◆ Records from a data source
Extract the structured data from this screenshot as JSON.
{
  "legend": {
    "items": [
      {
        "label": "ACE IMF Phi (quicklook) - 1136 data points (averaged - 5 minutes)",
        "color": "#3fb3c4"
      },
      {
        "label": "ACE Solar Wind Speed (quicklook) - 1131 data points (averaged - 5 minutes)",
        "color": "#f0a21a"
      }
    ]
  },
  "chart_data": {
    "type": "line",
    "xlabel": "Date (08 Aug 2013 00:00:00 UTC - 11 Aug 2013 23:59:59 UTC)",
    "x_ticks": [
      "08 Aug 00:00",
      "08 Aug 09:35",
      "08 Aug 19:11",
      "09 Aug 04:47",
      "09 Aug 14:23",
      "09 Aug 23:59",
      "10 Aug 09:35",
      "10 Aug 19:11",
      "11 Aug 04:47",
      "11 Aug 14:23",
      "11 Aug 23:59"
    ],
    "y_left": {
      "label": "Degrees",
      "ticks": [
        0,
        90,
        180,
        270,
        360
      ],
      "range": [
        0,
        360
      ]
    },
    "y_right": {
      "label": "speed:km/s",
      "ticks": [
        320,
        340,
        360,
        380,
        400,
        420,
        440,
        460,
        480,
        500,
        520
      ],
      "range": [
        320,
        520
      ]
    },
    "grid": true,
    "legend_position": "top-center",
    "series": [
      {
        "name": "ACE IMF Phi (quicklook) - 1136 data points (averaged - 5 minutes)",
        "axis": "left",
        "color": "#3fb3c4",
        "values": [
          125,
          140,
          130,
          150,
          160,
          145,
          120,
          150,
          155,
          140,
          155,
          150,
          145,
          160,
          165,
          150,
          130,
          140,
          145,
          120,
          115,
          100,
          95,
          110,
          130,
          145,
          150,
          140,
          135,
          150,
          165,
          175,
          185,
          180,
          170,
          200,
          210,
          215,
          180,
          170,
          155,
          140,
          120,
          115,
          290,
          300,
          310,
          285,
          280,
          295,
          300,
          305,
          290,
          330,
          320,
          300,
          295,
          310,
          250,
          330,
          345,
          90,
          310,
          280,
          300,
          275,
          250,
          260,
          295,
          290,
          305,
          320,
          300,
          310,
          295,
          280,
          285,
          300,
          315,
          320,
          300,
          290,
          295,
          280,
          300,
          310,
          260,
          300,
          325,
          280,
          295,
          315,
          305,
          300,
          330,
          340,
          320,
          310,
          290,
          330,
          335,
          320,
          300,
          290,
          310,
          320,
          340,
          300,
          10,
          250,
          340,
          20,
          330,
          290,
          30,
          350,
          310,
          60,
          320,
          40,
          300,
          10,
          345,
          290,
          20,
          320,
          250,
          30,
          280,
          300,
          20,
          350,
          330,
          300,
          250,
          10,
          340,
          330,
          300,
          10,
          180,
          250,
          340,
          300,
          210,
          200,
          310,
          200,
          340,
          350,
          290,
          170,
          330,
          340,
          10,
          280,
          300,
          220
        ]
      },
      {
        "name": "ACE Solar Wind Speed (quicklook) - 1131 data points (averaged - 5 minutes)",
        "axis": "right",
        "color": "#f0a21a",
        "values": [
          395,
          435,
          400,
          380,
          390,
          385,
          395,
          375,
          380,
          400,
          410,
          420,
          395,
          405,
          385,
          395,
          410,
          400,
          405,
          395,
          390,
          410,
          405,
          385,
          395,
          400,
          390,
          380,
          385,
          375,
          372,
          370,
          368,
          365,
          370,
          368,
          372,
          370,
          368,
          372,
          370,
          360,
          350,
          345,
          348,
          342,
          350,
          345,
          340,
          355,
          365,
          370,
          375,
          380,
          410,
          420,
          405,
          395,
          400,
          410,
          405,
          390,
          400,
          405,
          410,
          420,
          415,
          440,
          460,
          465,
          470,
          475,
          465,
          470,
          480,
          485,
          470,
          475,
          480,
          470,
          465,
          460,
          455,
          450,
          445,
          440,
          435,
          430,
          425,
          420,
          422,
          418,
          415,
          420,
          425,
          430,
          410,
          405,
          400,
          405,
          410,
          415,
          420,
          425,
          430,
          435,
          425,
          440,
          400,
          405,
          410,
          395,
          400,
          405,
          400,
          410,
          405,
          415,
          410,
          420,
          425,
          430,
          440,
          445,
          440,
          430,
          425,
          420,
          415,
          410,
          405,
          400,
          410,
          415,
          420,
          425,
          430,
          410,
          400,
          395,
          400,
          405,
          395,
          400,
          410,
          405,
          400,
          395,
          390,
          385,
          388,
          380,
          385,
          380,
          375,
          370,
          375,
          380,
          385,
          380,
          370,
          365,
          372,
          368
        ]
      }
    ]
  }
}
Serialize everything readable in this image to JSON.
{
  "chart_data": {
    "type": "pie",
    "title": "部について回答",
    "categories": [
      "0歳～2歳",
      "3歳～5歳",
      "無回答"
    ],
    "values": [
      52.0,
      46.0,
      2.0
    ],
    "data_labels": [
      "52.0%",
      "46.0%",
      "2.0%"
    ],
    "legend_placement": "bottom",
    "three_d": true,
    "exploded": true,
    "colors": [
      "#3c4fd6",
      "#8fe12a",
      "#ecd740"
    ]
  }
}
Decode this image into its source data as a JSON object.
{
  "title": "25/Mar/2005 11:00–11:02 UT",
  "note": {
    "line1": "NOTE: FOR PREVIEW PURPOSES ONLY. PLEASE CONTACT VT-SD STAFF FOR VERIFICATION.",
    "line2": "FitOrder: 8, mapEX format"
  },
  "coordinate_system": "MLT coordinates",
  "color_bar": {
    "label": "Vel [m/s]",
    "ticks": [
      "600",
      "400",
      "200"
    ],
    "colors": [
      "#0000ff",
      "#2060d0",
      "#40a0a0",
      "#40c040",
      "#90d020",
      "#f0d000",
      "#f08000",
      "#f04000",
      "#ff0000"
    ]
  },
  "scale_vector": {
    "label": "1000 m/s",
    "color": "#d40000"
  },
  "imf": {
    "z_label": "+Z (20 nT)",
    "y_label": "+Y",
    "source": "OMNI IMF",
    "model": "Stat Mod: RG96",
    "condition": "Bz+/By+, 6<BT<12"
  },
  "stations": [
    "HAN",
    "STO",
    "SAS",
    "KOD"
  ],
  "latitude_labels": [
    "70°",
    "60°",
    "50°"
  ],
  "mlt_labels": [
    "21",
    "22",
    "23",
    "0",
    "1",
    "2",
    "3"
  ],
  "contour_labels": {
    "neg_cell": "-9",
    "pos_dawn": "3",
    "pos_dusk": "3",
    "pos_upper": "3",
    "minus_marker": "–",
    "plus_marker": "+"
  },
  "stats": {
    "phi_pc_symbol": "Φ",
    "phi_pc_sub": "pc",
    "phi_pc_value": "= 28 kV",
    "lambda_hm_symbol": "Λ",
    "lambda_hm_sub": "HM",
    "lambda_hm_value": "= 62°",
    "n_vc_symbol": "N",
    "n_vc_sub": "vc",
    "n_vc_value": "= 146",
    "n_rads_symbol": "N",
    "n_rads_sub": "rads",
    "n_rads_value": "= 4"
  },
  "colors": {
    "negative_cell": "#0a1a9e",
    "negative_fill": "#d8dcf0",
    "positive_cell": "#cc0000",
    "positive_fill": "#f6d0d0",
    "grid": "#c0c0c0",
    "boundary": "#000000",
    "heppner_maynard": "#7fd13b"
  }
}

◆ Direction
Reproduce the entries above exactly.

◆ Solution
Extract the structured data from this screenshot as JSON.
{
  "legend": {
    "items": [
      {
        "label": "ACE IMF Phi (quicklook) - 1136 data points (averaged - 5 minutes)",
        "color": "#3fb3c4"
      },
      {
        "label": "ACE Solar Wind Speed (quicklook) - 1131 data points (averaged - 5 minutes)",
        "color": "#f0a21a"
      }
    ]
  },
  "chart_data": {
    "type": "line",
    "xlabel": "Date (08 Aug 2013 00:00:00 UTC - 11 Aug 2013 23:59:59 UTC)",
    "x_ticks": [
      "08 Aug 00:00",
      "08 Aug 09:35",
      "08 Aug 19:11",
      "09 Aug 04:47",
      "09 Aug 14:23",
      "09 Aug 23:59",
      "10 Aug 09:35",
      "10 Aug 19:11",
      "11 Aug 04:47",
      "11 Aug 14:23",
      "11 Aug 23:59"
    ],
    "y_left": {
      "label": "Degrees",
      "ticks": [
        0,
        90,
        180,
        270,
        360
      ],
      "range": [
        0,
        360
      ]
    },
    "y_right": {
      "label": "speed:km/s",
      "ticks": [
        320,
        340,
        360,
        380,
        400,
        420,
        440,
        460,
        480,
        500,
        520
      ],
      "range": [
        320,
        520
      ]
    },
    "grid": true,
    "legend_position": "top-center",
    "series": [
      {
        "name": "ACE IMF Phi (quicklook) - 1136 data points (averaged - 5 minutes)",
        "axis": "left",
        "color": "#3fb3c4",
        "values": [
          125,
          140,
          130,
          150,
          160,
          145,
          120,
          150,
          155,
          140,
          155,
          150,
          145,
          160,
          165,
          150,
          130,
          140,
          145,
          120,
          115,
          100,
          95,
          110,
          130,
          145,
          150,
          140,
          135,
          150,
          165,
          175,
          185,
          180,
          170,
          200,
          210,
          215,
          180,
          170,
          155,
          140,
          120,
          115,
          290,
          300,
          310,
          285,
          280,
          295,
          300,
          305,
          290,
          330,
          320,
          300,
          295,
          310,
          250,
          330,
          345,
          90,
          310,
          280,
          300,
          275,
          250,
          260,
          295,
          290,
          305,
          320,
          300,
          310,
          295,
          280,
          285,
          300,
          315,
          320,
          300,
          290,
          295,
          280,
          300,
          310,
          260,
          300,
          325,
          280,
          295,
          315,
          305,
          300,
          330,
          340,
          320,
          310,
          290,
          330,
          335,
          320,
          300,
          290,
          310,
          320,
          340,
          300,
          10,
          250,
          340,
          20,
          330,
          290,
          30,
          350,
          310,
          60,
          320,
          40,
          300,
          10,
          345,
          290,
          20,
          320,
          250,
          30,
          280,
          300,
          20,
          350,
          330,
          300,
          250,
          10,
          340,
          330,
          300,
          10,
          180,
          250,
          340,
          300,
          210,
          200,
          310,
          200,
          340,
          350,
          290,
          170,
          330,
          340,
          10,
          280,
          300,
          220
        ]
      },
      {
        "name": "ACE Solar Wind Speed (quicklook) - 1131 data points (averaged - 5 minutes)",
        "axis": "right",
        "color": "#f0a21a",
        "values": [
          395,
          435,
          400,
          380,
          390,
          385,
          395,
          375,
          380,
          400,
          410,
          420,
          395,
          405,
          385,
          395,
          410,
          400,
          405,
          395,
          390,
          410,
          405,
          385,
          395,
          400,
          390,
          380,
          385,
          375,
          372,
          370,
          368,
          365,
          370,
          368,
          372,
          370,
          368,
          372,
          370,
          360,
          350,
          345,
          348,
          342,
          350,
          345,
          340,
          355,
          365,
          370,
          375,
          380,
          410,
          420,
          405,
          395,
          400,
          410,
          405,
          390,
          400,
          405,
          410,
          420,
          415,
          440,
          460,
          465,
          470,
          475,
          465,
          470,
          480,
          485,
          470,
          475,
          480,
          470,
          465,
          460,
          455,
          450,
          445,
          440,
          435,
          430,
          425,
          420,
          422,
          418,
          415,
          420,
          425,
          430,
          410,
          405,
          400,
          405,
          410,
          415,
          420,
          425,
          430,
          435,
          425,
          440,
          400,
          405,
          410,
          395,
          400,
          405,
          400,
          410,
          405,
          415,
          410,
          420,
          425,
          430,
          440,
          445,
          440,
          430,
          425,
          420,
          415,
          410,
          405,
          400,
          410,
          415,
          420,
          425,
          430,
          410,
          400,
          395,
          400,
          405,
          395,
          400,
          410,
          405,
          400,
          395,
          390,
          385,
          388,
          380,
          385,
          380,
          375,
          370,
          375,
          380,
          385,
          380,
          370,
          365,
          372,
          368
        ]
      }
    ]
  }
}
Serialize everything readable in this image to JSON.
{
  "chart_data": {
    "type": "pie",
    "title": "部について回答",
    "categories": [
      "0歳～2歳",
      "3歳～5歳",
      "無回答"
    ],
    "values": [
      52.0,
      46.0,
      2.0
    ],
    "data_labels": [
      "52.0%",
      "46.0%",
      "2.0%"
    ],
    "legend_placement": "bottom",
    "three_d": true,
    "exploded": true,
    "colors": [
      "#3c4fd6",
      "#8fe12a",
      "#ecd740"
    ]
  }
}
Decode this image into its source data as a JSON object.
{
  "title": "25/Mar/2005 11:00–11:02 UT",
  "note": {
    "line1": "NOTE: FOR PREVIEW PURPOSES ONLY. PLEASE CONTACT VT-SD STAFF FOR VERIFICATION.",
    "line2": "FitOrder: 8, mapEX format"
  },
  "coordinate_system": "MLT coordinates",
  "color_bar": {
    "label": "Vel [m/s]",
    "ticks": [
      "600",
      "400",
      "200"
    ],
    "colors": [
      "#0000ff",
      "#2060d0",
      "#40a0a0",
      "#40c040",
      "#90d020",
      "#f0d000",
      "#f08000",
      "#f04000",
      "#ff0000"
    ]
  },
  "scale_vector": {
    "label": "1000 m/s",
    "color": "#d40000"
  },
  "imf": {
    "z_label": "+Z (20 nT)",
    "y_label": "+Y",
    "source": "OMNI IMF",
    "model": "Stat Mod: RG96",
    "condition": "Bz+/By+, 6<BT<12"
  },
  "stations": [
    "HAN",
    "STO",
    "SAS",
    "KOD"
  ],
  "latitude_labels": [
    "70°",
    "60°",
    "50°"
  ],
  "mlt_labels": [
    "21",
    "22",
    "23",
    "0",
    "1",
    "2",
    "3"
  ],
  "contour_labels": {
    "neg_cell": "-9",
    "pos_dawn": "3",
    "pos_dusk": "3",
    "pos_upper": "3",
    "minus_marker": "–",
    "plus_marker": "+"
  },
  "stats": {
    "phi_pc_symbol": "Φ",
    "phi_pc_sub": "pc",
    "phi_pc_value": "= 28 kV",
    "lambda_hm_symbol": "Λ",
    "lambda_hm_sub": "HM",
    "lambda_hm_value": "= 62°",
    "n_vc_symbol": "N",
    "n_vc_sub": "vc",
    "n_vc_value": "= 146",
    "n_rads_symbol": "N",
    "n_rads_sub": "rads",
    "n_rads_value": "= 4"
  },
  "colors": {
    "negative_cell": "#0a1a9e",
    "negative_fill": "#d8dcf0",
    "positive_cell": "#cc0000",
    "positive_fill": "#f6d0d0",
    "grid": "#c0c0c0",
    "boundary": "#000000",
    "heppner_maynard": "#7fd13b"
  }
}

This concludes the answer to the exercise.